■ WHAT YOU HAVE TO DO ■
Give every line from the entries that contains "window".

■ DATASET RECORDS ■
* Begin *
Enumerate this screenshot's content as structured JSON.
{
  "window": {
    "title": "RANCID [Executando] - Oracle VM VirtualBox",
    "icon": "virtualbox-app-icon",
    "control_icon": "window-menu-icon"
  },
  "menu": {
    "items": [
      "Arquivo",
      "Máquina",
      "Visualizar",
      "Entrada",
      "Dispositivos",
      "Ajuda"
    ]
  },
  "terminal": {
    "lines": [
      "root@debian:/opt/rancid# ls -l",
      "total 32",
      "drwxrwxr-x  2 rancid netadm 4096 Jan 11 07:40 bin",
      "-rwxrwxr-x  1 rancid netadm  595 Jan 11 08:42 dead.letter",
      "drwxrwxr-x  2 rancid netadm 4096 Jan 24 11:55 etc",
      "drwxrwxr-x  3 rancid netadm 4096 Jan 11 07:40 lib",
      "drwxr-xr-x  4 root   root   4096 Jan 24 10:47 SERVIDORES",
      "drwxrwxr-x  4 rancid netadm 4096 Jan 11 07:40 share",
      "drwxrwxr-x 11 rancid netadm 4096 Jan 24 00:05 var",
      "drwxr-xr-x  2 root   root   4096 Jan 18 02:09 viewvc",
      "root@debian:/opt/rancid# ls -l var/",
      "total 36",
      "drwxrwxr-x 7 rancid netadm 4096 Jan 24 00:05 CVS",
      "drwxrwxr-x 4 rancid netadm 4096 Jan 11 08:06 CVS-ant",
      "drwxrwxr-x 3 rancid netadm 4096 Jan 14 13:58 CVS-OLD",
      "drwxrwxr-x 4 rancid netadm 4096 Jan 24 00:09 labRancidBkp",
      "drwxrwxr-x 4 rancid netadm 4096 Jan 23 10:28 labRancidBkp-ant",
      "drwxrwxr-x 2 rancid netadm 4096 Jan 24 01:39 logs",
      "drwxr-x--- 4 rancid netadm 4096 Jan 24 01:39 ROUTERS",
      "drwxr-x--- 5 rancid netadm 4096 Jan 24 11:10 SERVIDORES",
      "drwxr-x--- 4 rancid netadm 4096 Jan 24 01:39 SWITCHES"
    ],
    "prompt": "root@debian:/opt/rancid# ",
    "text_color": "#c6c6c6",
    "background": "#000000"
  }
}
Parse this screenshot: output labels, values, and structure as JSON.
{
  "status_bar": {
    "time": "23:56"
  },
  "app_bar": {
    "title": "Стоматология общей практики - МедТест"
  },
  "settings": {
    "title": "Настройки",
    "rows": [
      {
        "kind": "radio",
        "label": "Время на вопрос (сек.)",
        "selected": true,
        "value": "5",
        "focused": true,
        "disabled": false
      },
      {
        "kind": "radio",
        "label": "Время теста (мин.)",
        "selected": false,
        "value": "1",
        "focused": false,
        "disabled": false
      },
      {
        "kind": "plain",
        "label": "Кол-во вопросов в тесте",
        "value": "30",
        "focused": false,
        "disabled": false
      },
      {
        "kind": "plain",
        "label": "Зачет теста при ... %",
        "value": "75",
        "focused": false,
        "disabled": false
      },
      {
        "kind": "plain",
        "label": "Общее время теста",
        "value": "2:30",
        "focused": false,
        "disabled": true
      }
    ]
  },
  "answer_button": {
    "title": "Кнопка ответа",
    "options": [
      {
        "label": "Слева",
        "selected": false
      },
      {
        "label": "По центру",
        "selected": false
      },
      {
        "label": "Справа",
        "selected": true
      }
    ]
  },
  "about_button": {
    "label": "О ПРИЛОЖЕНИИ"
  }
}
* End *
■ RESULT FOR THIS TASK ■
  "window": {
    "control_icon": "window-menu-icon"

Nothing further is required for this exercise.